## EXERCISE
Identify the lines that contain the string "cross", then copy each of them.

- - -

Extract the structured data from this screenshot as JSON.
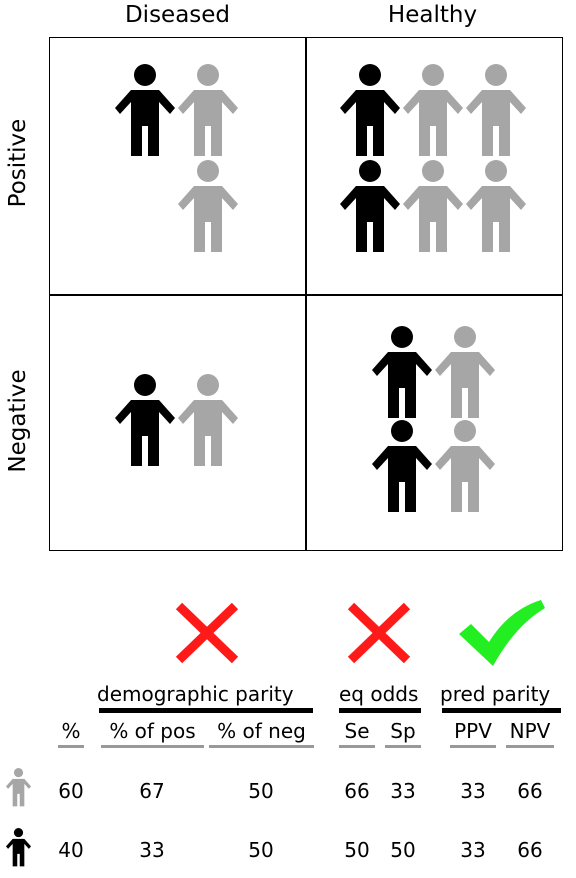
{
  "header": {
    "col_diseased": "Diseased",
    "col_healthy": "Healthy",
    "row_positive": "Positive",
    "row_negative": "Negative"
  },
  "colors": {
    "group_a": "#a6a6a6",
    "group_b": "#000000",
    "cross": "#ff1a1a",
    "check": "#22ee22",
    "underline": "#999999"
  },
  "groups": {
    "demographic": "demographic parity",
    "eq_odds": "eq odds",
    "pred_parity": "pred parity"
  },
  "verdicts": {
    "demographic": "cross-icon",
    "eq_odds": "cross-icon",
    "pred_parity": "check-icon"
  },
  "columns": {
    "pct": "%",
    "pct_pos": "% of pos",
    "pct_neg": "% of neg",
    "se": "Se",
    "sp": "Sp",
    "ppv": "PPV",
    "npv": "NPV"
  },
  "rows": {
    "gray": {
      "pct": "60",
      "pct_pos": "67",
      "pct_neg": "50",
      "se": "66",
      "sp": "33",
      "ppv": "33",
      "npv": "66"
    },
    "black": {
      "pct": "40",
      "pct_pos": "33",
      "pct_neg": "50",
      "se": "50",
      "sp": "50",
      "ppv": "33",
      "npv": "66"
    }
  }
}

- - -

## TASK ANSWER
    "cross": "#ff1a1a",
    "demographic": "cross-icon",
    "eq_odds": "cross-icon",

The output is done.